WORK TO BE COMPLETED: Quote the records that follow in full and exactly; leave out the pictures.
Start
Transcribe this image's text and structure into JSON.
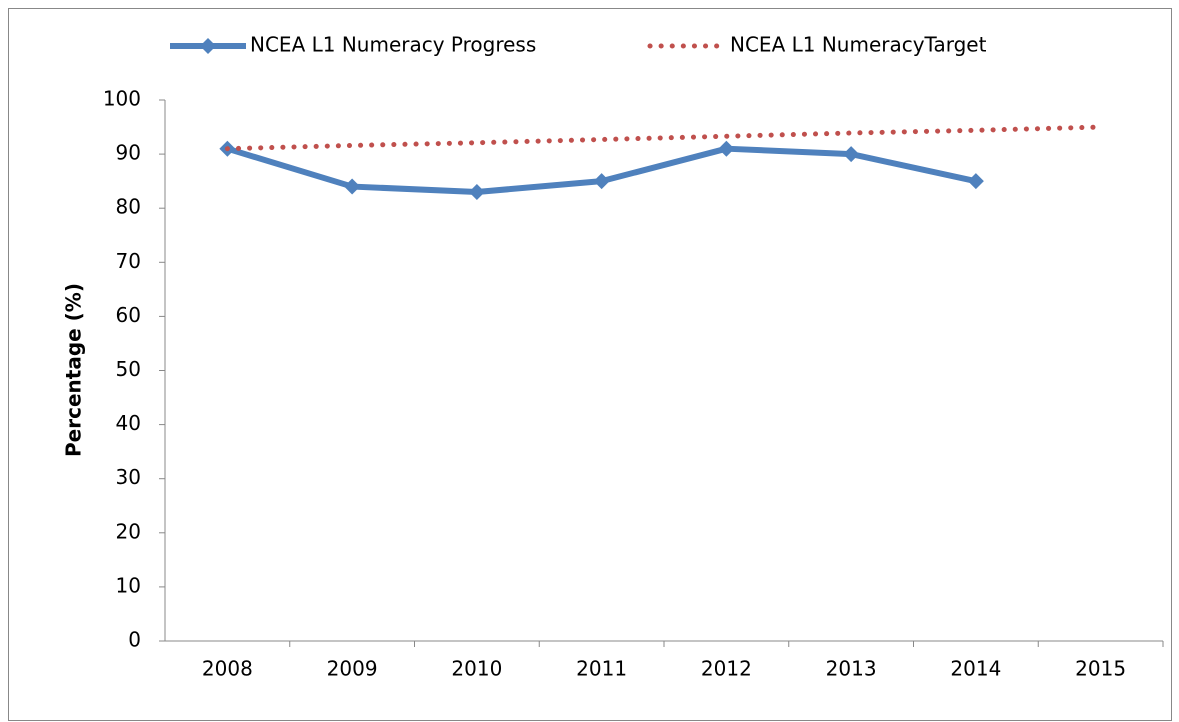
{
  "chart_data": {
    "type": "line",
    "y_label": "Percentage (%)",
    "categories": [
      "2008",
      "2009",
      "2010",
      "2011",
      "2012",
      "2013",
      "2014",
      "2015"
    ],
    "series": [
      {
        "name": "NCEA L1 Numeracy Progress",
        "color": "#4f81bd",
        "line_style": "solid",
        "marker": "diamond",
        "values": [
          91,
          84,
          83,
          85,
          91,
          90,
          85,
          null
        ]
      },
      {
        "name": "NCEA L1 NumeracyTarget",
        "color": "#c0504d",
        "line_style": "dotted",
        "marker": "none",
        "values": [
          91,
          91.6,
          92.1,
          92.7,
          93.3,
          93.9,
          94.4,
          95
        ]
      }
    ],
    "ylim": [
      0,
      100
    ],
    "yticks": [
      0,
      10,
      20,
      30,
      40,
      50,
      60,
      70,
      80,
      90,
      100
    ],
    "grid": false,
    "legend": "top"
  }
}
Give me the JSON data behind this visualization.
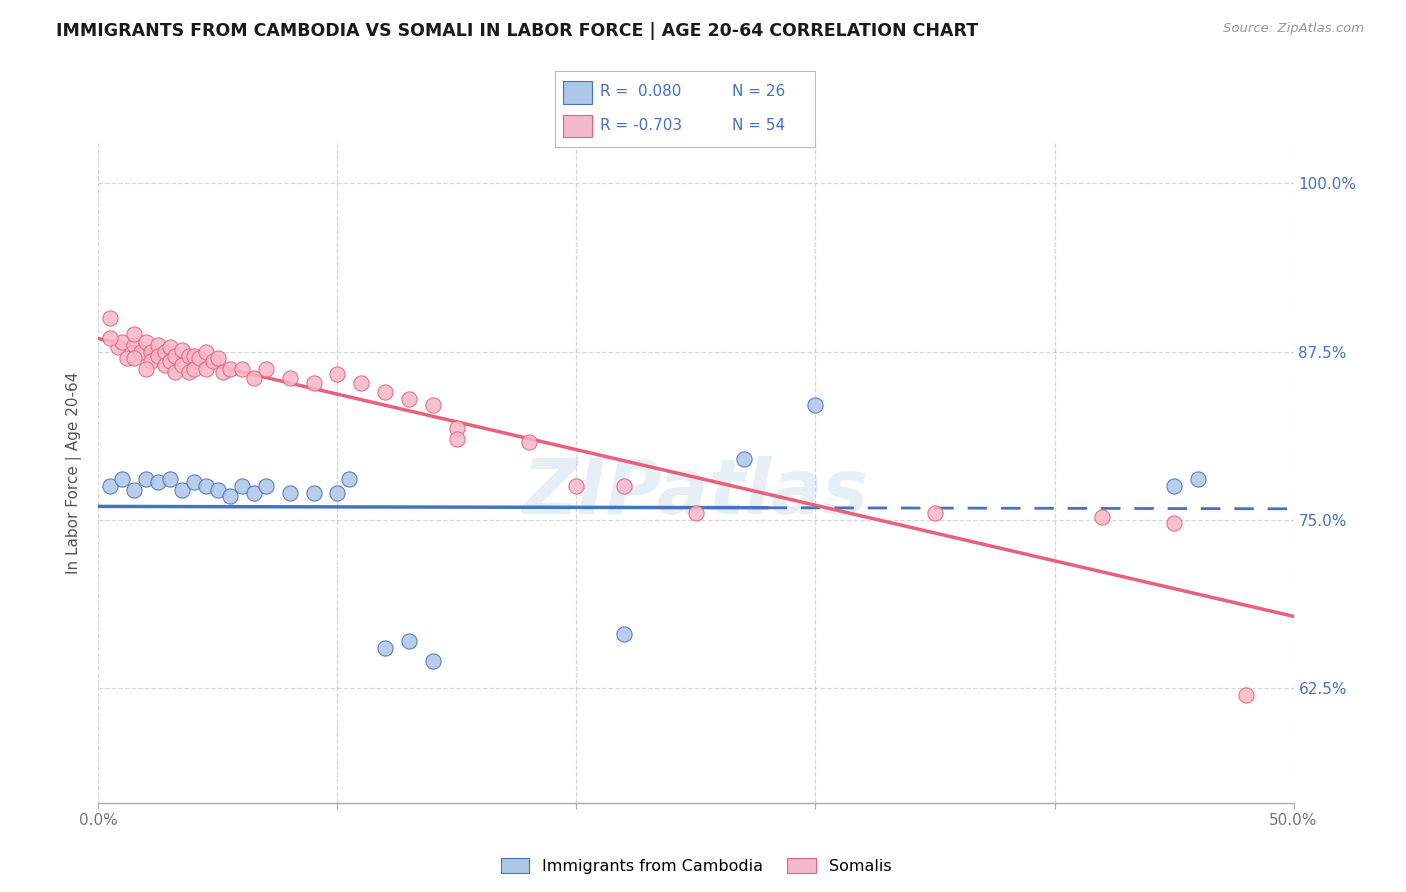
{
  "title": "IMMIGRANTS FROM CAMBODIA VS SOMALI IN LABOR FORCE | AGE 20-64 CORRELATION CHART",
  "source": "Source: ZipAtlas.com",
  "ylabel": "In Labor Force | Age 20-64",
  "xlim": [
    0.0,
    0.5
  ],
  "ylim": [
    0.54,
    1.03
  ],
  "x_ticks": [
    0.0,
    0.1,
    0.2,
    0.3,
    0.4,
    0.5
  ],
  "x_tick_labels": [
    "0.0%",
    "",
    "",
    "",
    "",
    "50.0%"
  ],
  "y_ticks": [
    0.625,
    0.75,
    0.875,
    1.0
  ],
  "y_tick_labels": [
    "62.5%",
    "75.0%",
    "87.5%",
    "100.0%"
  ],
  "cambodia_color": "#aec6e8",
  "somali_color": "#f5b8c8",
  "cambodia_line_color": "#4472c4",
  "somali_line_color": "#e8607a",
  "watermark": "ZIPatlas",
  "background_color": "#ffffff",
  "grid_color": "#cccccc",
  "cambodia_scatter_x": [
    0.005,
    0.01,
    0.015,
    0.02,
    0.025,
    0.03,
    0.035,
    0.04,
    0.045,
    0.05,
    0.055,
    0.06,
    0.065,
    0.07,
    0.08,
    0.09,
    0.1,
    0.105,
    0.13,
    0.22,
    0.27,
    0.3,
    0.45,
    0.46,
    0.12,
    0.14
  ],
  "cambodia_scatter_y": [
    0.775,
    0.78,
    0.772,
    0.78,
    0.778,
    0.78,
    0.772,
    0.778,
    0.775,
    0.772,
    0.768,
    0.775,
    0.77,
    0.775,
    0.77,
    0.77,
    0.77,
    0.78,
    0.66,
    0.665,
    0.795,
    0.835,
    0.775,
    0.78,
    0.655,
    0.645
  ],
  "somali_scatter_x": [
    0.005,
    0.008,
    0.01,
    0.012,
    0.015,
    0.015,
    0.018,
    0.02,
    0.022,
    0.022,
    0.025,
    0.025,
    0.028,
    0.028,
    0.03,
    0.03,
    0.032,
    0.032,
    0.035,
    0.035,
    0.038,
    0.038,
    0.04,
    0.04,
    0.042,
    0.045,
    0.045,
    0.048,
    0.05,
    0.052,
    0.055,
    0.06,
    0.065,
    0.07,
    0.08,
    0.09,
    0.1,
    0.11,
    0.12,
    0.13,
    0.14,
    0.15,
    0.15,
    0.18,
    0.2,
    0.22,
    0.25,
    0.35,
    0.42,
    0.45,
    0.48,
    0.005,
    0.015,
    0.02
  ],
  "somali_scatter_y": [
    0.9,
    0.878,
    0.882,
    0.87,
    0.88,
    0.888,
    0.875,
    0.882,
    0.875,
    0.868,
    0.88,
    0.872,
    0.875,
    0.865,
    0.878,
    0.868,
    0.872,
    0.86,
    0.876,
    0.865,
    0.872,
    0.86,
    0.872,
    0.862,
    0.87,
    0.875,
    0.862,
    0.868,
    0.87,
    0.86,
    0.862,
    0.862,
    0.855,
    0.862,
    0.855,
    0.852,
    0.858,
    0.852,
    0.845,
    0.84,
    0.835,
    0.818,
    0.81,
    0.808,
    0.775,
    0.775,
    0.755,
    0.755,
    0.752,
    0.748,
    0.62,
    0.885,
    0.87,
    0.862
  ]
}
End
OUTPUT FOR THIS EXERCISE:
Transcribe this image's text and structure into JSON.
{
  "chart_data": {
    "type": "line",
    "y_label": "Percentage (%)",
    "categories": [
      "2008",
      "2009",
      "2010",
      "2011",
      "2012",
      "2013",
      "2014",
      "2015"
    ],
    "series": [
      {
        "name": "NCEA L1 Numeracy Progress",
        "color": "#4f81bd",
        "line_style": "solid",
        "marker": "diamond",
        "values": [
          91,
          84,
          83,
          85,
          91,
          90,
          85,
          null
        ]
      },
      {
        "name": "NCEA L1 NumeracyTarget",
        "color": "#c0504d",
        "line_style": "dotted",
        "marker": "none",
        "values": [
          91,
          91.6,
          92.1,
          92.7,
          93.3,
          93.9,
          94.4,
          95
        ]
      }
    ],
    "ylim": [
      0,
      100
    ],
    "yticks": [
      0,
      10,
      20,
      30,
      40,
      50,
      60,
      70,
      80,
      90,
      100
    ],
    "grid": false,
    "legend": "top"
  }
}
Give me the JSON data behind this visualization.
{
  "title": "IMMIGRANTS FROM CAMBODIA VS SOMALI IN LABOR FORCE | AGE 20-64 CORRELATION CHART",
  "source": "Source: ZipAtlas.com",
  "ylabel": "In Labor Force | Age 20-64",
  "xlim": [
    0.0,
    0.5
  ],
  "ylim": [
    0.54,
    1.03
  ],
  "x_ticks": [
    0.0,
    0.1,
    0.2,
    0.3,
    0.4,
    0.5
  ],
  "x_tick_labels": [
    "0.0%",
    "",
    "",
    "",
    "",
    "50.0%"
  ],
  "y_ticks": [
    0.625,
    0.75,
    0.875,
    1.0
  ],
  "y_tick_labels": [
    "62.5%",
    "75.0%",
    "87.5%",
    "100.0%"
  ],
  "cambodia_color": "#aec6e8",
  "somali_color": "#f5b8c8",
  "cambodia_line_color": "#4472c4",
  "somali_line_color": "#e8607a",
  "watermark": "ZIPatlas",
  "background_color": "#ffffff",
  "grid_color": "#cccccc",
  "cambodia_scatter_x": [
    0.005,
    0.01,
    0.015,
    0.02,
    0.025,
    0.03,
    0.035,
    0.04,
    0.045,
    0.05,
    0.055,
    0.06,
    0.065,
    0.07,
    0.08,
    0.09,
    0.1,
    0.105,
    0.13,
    0.22,
    0.27,
    0.3,
    0.45,
    0.46,
    0.12,
    0.14
  ],
  "cambodia_scatter_y": [
    0.775,
    0.78,
    0.772,
    0.78,
    0.778,
    0.78,
    0.772,
    0.778,
    0.775,
    0.772,
    0.768,
    0.775,
    0.77,
    0.775,
    0.77,
    0.77,
    0.77,
    0.78,
    0.66,
    0.665,
    0.795,
    0.835,
    0.775,
    0.78,
    0.655,
    0.645
  ],
  "somali_scatter_x": [
    0.005,
    0.008,
    0.01,
    0.012,
    0.015,
    0.015,
    0.018,
    0.02,
    0.022,
    0.022,
    0.025,
    0.025,
    0.028,
    0.028,
    0.03,
    0.03,
    0.032,
    0.032,
    0.035,
    0.035,
    0.038,
    0.038,
    0.04,
    0.04,
    0.042,
    0.045,
    0.045,
    0.048,
    0.05,
    0.052,
    0.055,
    0.06,
    0.065,
    0.07,
    0.08,
    0.09,
    0.1,
    0.11,
    0.12,
    0.13,
    0.14,
    0.15,
    0.15,
    0.18,
    0.2,
    0.22,
    0.25,
    0.35,
    0.42,
    0.45,
    0.48,
    0.005,
    0.015,
    0.02
  ],
  "somali_scatter_y": [
    0.9,
    0.878,
    0.882,
    0.87,
    0.88,
    0.888,
    0.875,
    0.882,
    0.875,
    0.868,
    0.88,
    0.872,
    0.875,
    0.865,
    0.878,
    0.868,
    0.872,
    0.86,
    0.876,
    0.865,
    0.872,
    0.86,
    0.872,
    0.862,
    0.87,
    0.875,
    0.862,
    0.868,
    0.87,
    0.86,
    0.862,
    0.862,
    0.855,
    0.862,
    0.855,
    0.852,
    0.858,
    0.852,
    0.845,
    0.84,
    0.835,
    0.818,
    0.81,
    0.808,
    0.775,
    0.775,
    0.755,
    0.755,
    0.752,
    0.748,
    0.62,
    0.885,
    0.87,
    0.862
  ]
}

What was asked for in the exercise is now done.